■ **Data for processing**
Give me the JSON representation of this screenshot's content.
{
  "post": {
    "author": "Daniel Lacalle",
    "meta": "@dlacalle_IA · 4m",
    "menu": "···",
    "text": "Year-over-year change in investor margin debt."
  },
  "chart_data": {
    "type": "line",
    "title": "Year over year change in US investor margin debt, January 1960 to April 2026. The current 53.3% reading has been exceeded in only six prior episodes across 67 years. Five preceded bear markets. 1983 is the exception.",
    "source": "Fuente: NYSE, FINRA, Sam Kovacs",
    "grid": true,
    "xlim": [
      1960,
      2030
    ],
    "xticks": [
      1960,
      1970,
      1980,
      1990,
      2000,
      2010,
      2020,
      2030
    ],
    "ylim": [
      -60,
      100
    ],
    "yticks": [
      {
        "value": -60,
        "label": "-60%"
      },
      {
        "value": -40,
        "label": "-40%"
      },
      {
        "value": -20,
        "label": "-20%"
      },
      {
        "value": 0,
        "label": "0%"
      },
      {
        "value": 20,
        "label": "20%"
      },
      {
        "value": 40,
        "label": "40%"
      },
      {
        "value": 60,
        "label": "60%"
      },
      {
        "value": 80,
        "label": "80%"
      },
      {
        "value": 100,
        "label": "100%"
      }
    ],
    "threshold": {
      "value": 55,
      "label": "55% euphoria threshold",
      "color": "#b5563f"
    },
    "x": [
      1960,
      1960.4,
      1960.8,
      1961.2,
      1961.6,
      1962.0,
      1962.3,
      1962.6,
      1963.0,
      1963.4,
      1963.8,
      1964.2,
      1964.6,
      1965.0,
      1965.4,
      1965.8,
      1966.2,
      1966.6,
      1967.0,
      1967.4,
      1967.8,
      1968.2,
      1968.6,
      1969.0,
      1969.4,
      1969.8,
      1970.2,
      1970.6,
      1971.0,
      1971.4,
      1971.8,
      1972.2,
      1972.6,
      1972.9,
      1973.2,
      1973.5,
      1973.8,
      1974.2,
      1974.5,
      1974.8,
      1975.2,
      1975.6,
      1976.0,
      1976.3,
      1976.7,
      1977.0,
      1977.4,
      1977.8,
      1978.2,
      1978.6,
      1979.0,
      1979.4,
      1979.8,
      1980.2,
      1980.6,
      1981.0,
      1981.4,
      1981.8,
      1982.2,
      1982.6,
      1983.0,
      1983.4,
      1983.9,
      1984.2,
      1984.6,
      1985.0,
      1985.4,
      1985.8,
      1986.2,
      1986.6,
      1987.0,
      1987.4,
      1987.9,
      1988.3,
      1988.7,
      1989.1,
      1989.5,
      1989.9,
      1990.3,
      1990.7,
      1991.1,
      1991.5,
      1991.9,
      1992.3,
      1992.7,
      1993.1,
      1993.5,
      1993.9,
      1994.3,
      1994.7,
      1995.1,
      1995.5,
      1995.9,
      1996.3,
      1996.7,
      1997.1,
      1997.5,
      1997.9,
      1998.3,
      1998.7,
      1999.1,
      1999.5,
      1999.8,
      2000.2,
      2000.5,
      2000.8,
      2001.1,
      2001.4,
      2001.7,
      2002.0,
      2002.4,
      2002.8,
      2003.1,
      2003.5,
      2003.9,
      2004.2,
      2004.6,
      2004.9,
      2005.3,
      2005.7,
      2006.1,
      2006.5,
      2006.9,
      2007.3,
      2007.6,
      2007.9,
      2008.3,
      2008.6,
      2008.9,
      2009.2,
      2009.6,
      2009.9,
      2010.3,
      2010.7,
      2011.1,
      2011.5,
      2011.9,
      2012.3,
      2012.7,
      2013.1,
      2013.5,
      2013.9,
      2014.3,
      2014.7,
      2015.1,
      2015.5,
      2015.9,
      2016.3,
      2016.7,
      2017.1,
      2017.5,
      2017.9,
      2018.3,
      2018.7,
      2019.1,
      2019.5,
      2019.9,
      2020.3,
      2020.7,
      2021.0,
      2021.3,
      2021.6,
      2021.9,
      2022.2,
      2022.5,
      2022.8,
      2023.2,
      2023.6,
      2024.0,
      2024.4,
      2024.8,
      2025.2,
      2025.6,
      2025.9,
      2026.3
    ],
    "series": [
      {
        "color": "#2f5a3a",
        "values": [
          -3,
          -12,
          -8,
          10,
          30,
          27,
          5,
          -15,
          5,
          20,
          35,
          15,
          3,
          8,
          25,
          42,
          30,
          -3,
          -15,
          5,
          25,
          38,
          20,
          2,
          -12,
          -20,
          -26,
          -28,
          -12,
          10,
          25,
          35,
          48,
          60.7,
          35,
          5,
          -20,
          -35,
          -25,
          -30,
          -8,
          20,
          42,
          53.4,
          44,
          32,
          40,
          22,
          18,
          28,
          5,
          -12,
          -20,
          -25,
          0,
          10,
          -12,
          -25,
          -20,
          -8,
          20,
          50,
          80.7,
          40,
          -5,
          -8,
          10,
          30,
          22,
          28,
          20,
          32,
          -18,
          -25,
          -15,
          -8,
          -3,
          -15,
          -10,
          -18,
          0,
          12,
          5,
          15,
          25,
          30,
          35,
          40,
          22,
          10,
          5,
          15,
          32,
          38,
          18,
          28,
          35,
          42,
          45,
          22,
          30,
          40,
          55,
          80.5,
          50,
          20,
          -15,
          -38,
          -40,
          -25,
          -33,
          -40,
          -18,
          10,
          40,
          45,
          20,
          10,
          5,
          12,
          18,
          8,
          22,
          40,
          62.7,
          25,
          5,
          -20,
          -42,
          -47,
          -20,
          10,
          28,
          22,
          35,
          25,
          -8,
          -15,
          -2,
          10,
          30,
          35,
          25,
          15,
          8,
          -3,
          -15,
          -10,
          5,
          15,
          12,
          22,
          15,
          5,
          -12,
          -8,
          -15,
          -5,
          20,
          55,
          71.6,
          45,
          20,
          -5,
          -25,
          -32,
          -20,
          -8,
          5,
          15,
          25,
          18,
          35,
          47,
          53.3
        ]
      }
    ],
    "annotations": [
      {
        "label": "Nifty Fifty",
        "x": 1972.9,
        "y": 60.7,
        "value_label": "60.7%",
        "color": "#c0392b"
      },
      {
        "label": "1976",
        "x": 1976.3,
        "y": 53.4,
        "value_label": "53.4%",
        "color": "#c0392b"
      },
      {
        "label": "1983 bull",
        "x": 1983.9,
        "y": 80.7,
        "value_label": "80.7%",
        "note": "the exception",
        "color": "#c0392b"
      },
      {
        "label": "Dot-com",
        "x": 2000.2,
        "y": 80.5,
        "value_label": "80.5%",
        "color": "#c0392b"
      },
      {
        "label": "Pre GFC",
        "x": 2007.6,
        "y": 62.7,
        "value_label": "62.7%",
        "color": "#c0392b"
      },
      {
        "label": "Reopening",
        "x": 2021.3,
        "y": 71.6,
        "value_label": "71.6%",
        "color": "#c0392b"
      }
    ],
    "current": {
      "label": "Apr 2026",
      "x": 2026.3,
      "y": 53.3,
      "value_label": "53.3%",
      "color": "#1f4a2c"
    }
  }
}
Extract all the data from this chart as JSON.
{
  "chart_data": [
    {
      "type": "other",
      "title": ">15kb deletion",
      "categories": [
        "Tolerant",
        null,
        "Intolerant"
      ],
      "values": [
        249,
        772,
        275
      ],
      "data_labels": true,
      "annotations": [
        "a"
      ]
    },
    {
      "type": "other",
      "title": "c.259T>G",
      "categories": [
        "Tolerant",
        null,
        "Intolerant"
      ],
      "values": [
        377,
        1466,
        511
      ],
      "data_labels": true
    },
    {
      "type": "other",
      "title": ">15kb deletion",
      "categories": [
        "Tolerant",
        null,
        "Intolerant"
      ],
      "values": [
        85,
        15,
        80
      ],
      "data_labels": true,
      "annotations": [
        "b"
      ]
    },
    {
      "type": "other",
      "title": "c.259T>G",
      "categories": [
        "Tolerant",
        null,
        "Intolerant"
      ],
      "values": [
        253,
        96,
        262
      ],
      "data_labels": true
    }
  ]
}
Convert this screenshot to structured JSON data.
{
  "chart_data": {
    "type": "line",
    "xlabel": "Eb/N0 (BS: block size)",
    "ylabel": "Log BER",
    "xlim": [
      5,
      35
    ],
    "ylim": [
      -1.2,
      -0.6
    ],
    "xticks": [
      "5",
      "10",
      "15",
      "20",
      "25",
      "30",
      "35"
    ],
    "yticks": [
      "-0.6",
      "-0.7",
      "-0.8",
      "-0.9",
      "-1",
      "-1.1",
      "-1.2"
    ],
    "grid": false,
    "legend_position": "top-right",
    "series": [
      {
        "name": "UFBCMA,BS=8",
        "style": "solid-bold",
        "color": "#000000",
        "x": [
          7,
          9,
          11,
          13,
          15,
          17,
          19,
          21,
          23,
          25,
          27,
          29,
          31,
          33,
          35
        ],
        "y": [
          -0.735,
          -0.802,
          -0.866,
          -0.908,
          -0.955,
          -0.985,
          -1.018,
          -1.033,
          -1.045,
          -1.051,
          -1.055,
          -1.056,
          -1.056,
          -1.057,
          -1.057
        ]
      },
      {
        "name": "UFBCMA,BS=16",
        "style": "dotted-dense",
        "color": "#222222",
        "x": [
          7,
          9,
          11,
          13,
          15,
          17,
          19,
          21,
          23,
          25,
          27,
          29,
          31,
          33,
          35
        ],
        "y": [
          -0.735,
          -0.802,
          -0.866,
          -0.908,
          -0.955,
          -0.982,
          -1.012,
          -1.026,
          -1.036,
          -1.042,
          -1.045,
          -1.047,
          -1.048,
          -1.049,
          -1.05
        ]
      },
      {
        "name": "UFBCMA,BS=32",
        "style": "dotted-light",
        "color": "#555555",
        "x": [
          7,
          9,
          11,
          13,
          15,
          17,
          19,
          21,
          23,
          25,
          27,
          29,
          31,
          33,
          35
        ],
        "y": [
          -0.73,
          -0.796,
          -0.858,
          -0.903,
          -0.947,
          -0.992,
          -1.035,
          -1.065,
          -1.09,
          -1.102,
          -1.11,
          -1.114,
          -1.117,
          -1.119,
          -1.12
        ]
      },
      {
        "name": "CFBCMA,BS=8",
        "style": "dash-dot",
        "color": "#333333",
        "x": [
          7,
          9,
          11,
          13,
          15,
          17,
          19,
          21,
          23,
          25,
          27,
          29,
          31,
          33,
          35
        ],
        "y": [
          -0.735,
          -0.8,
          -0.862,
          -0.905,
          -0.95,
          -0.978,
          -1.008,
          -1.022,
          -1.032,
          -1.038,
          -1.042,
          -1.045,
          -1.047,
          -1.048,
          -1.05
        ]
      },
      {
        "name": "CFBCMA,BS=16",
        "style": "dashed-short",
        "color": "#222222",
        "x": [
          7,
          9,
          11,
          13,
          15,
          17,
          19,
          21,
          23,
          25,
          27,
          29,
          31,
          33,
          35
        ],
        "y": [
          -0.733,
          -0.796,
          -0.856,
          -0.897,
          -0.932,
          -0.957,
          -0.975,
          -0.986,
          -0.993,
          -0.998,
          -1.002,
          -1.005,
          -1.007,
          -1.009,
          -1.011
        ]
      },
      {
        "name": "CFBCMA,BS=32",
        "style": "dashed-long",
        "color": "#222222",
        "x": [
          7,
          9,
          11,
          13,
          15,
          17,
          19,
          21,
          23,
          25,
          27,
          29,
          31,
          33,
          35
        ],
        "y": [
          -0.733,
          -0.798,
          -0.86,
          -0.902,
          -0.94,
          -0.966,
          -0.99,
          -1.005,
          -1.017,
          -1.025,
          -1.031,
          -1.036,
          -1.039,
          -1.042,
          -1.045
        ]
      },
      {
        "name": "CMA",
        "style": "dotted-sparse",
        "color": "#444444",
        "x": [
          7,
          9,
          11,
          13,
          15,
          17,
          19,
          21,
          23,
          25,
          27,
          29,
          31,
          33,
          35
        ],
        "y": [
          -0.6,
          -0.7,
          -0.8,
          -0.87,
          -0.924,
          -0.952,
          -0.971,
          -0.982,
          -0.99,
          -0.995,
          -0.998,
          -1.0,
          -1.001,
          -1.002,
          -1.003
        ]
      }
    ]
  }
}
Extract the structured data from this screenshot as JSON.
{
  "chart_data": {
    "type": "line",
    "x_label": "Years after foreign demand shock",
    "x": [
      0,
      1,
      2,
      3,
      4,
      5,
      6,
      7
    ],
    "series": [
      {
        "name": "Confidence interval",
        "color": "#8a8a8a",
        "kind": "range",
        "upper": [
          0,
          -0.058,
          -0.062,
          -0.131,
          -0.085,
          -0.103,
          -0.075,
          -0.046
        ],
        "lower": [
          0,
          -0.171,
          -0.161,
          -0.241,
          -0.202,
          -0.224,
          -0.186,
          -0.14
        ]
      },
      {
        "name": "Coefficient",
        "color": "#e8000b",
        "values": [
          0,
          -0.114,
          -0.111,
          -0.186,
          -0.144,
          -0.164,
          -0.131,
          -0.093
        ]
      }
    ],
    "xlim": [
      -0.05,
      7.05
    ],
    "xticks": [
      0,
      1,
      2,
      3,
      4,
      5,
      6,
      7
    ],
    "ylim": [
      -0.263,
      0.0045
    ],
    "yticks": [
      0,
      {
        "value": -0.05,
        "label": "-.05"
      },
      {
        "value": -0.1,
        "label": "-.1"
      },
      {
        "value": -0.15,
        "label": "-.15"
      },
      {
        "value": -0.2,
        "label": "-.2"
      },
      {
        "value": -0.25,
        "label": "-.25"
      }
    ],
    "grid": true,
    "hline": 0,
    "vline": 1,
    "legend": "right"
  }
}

■ **Aim**
Give back exactly the lines beginning at the one with "Extract the structured" and ending at the final line of the material; both boundary lines belong in it.

■ **Answer to this task**
Extract the structured data from this screenshot as JSON.
{
  "chart_data": {
    "type": "line",
    "x_label": "Years after foreign demand shock",
    "x": [
      0,
      1,
      2,
      3,
      4,
      5,
      6,
      7
    ],
    "series": [
      {
        "name": "Confidence interval",
        "color": "#8a8a8a",
        "kind": "range",
        "upper": [
          0,
          -0.058,
          -0.062,
          -0.131,
          -0.085,
          -0.103,
          -0.075,
          -0.046
        ],
        "lower": [
          0,
          -0.171,
          -0.161,
          -0.241,
          -0.202,
          -0.224,
          -0.186,
          -0.14
        ]
      },
      {
        "name": "Coefficient",
        "color": "#e8000b",
        "values": [
          0,
          -0.114,
          -0.111,
          -0.186,
          -0.144,
          -0.164,
          -0.131,
          -0.093
        ]
      }
    ],
    "xlim": [
      -0.05,
      7.05
    ],
    "xticks": [
      0,
      1,
      2,
      3,
      4,
      5,
      6,
      7
    ],
    "ylim": [
      -0.263,
      0.0045
    ],
    "yticks": [
      0,
      {
        "value": -0.05,
        "label": "-.05"
      },
      {
        "value": -0.1,
        "label": "-.1"
      },
      {
        "value": -0.15,
        "label": "-.15"
      },
      {
        "value": -0.2,
        "label": "-.2"
      },
      {
        "value": -0.25,
        "label": "-.25"
      }
    ],
    "grid": true,
    "hline": 0,
    "vline": 1,
    "legend": "right"
  }
}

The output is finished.